:: Objective ::
Give the material once more, word for word, without any images.

:: Record excerpts ::
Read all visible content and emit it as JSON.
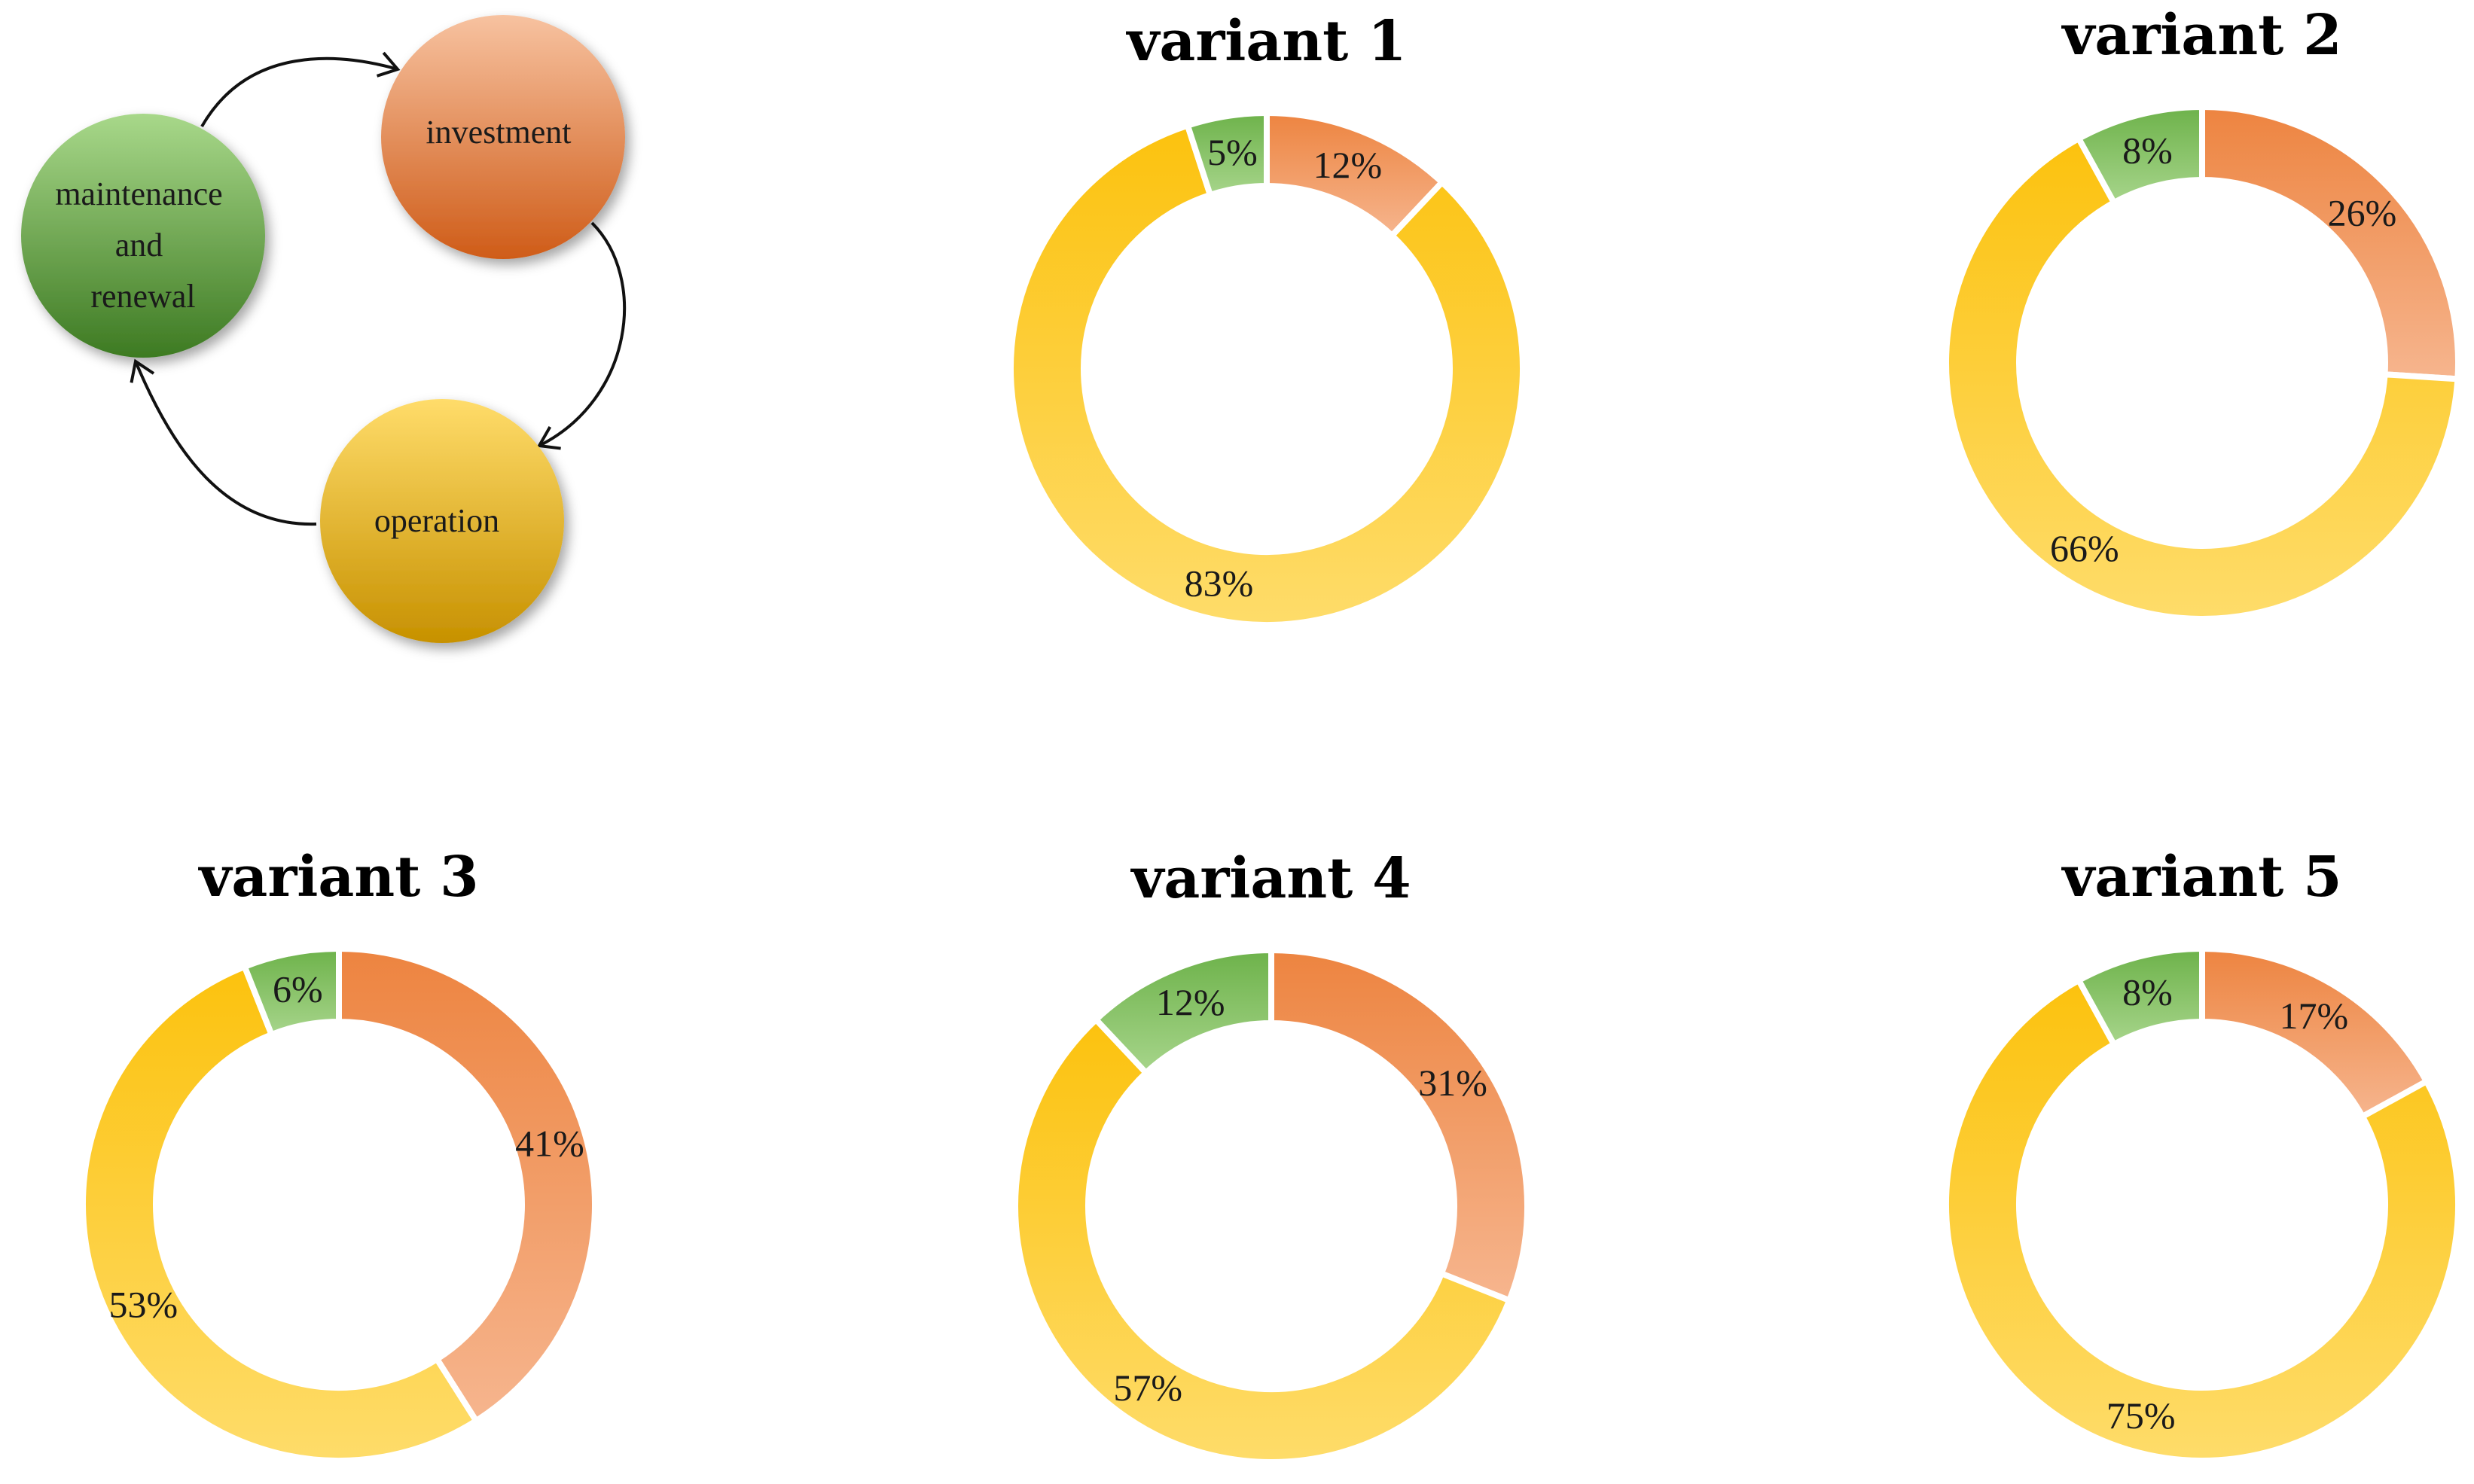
{
  "cycle": {
    "nodes": [
      {
        "id": "investment",
        "lines": [
          "investment"
        ],
        "color": "#e8875a"
      },
      {
        "id": "operation",
        "lines": [
          "operation"
        ],
        "color": "#f2c12e"
      },
      {
        "id": "maintenance",
        "lines": [
          "maintenance",
          "and",
          "renewal"
        ],
        "color": "#5e9e41"
      }
    ]
  },
  "colors": {
    "investment": "#f0a070",
    "operation": "#ffcf3a",
    "maintenance": "#80bd62"
  },
  "chart_data": [
    {
      "type": "pie",
      "title": "variant 1",
      "categories": [
        "investment",
        "operation",
        "maintenance and renewal"
      ],
      "values": [
        12,
        83,
        5
      ]
    },
    {
      "type": "pie",
      "title": "variant 2",
      "categories": [
        "investment",
        "operation",
        "maintenance and renewal"
      ],
      "values": [
        26,
        66,
        8
      ]
    },
    {
      "type": "pie",
      "title": "variant 3",
      "categories": [
        "investment",
        "operation",
        "maintenance and renewal"
      ],
      "values": [
        41,
        53,
        6
      ]
    },
    {
      "type": "pie",
      "title": "variant 4",
      "categories": [
        "investment",
        "operation",
        "maintenance and renewal"
      ],
      "values": [
        31,
        57,
        12
      ]
    },
    {
      "type": "pie",
      "title": "variant 5",
      "categories": [
        "investment",
        "operation",
        "maintenance and renewal"
      ],
      "values": [
        17,
        75,
        8
      ]
    }
  ]
}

:: Answer to the task ::
Read all visible content and emit it as JSON.
{
  "cycle": {
    "nodes": [
      {
        "id": "investment",
        "lines": [
          "investment"
        ],
        "color": "#e8875a"
      },
      {
        "id": "operation",
        "lines": [
          "operation"
        ],
        "color": "#f2c12e"
      },
      {
        "id": "maintenance",
        "lines": [
          "maintenance",
          "and",
          "renewal"
        ],
        "color": "#5e9e41"
      }
    ]
  },
  "colors": {
    "investment": "#f0a070",
    "operation": "#ffcf3a",
    "maintenance": "#80bd62"
  },
  "chart_data": [
    {
      "type": "pie",
      "title": "variant 1",
      "categories": [
        "investment",
        "operation",
        "maintenance and renewal"
      ],
      "values": [
        12,
        83,
        5
      ]
    },
    {
      "type": "pie",
      "title": "variant 2",
      "categories": [
        "investment",
        "operation",
        "maintenance and renewal"
      ],
      "values": [
        26,
        66,
        8
      ]
    },
    {
      "type": "pie",
      "title": "variant 3",
      "categories": [
        "investment",
        "operation",
        "maintenance and renewal"
      ],
      "values": [
        41,
        53,
        6
      ]
    },
    {
      "type": "pie",
      "title": "variant 4",
      "categories": [
        "investment",
        "operation",
        "maintenance and renewal"
      ],
      "values": [
        31,
        57,
        12
      ]
    },
    {
      "type": "pie",
      "title": "variant 5",
      "categories": [
        "investment",
        "operation",
        "maintenance and renewal"
      ],
      "values": [
        17,
        75,
        8
      ]
    }
  ]
}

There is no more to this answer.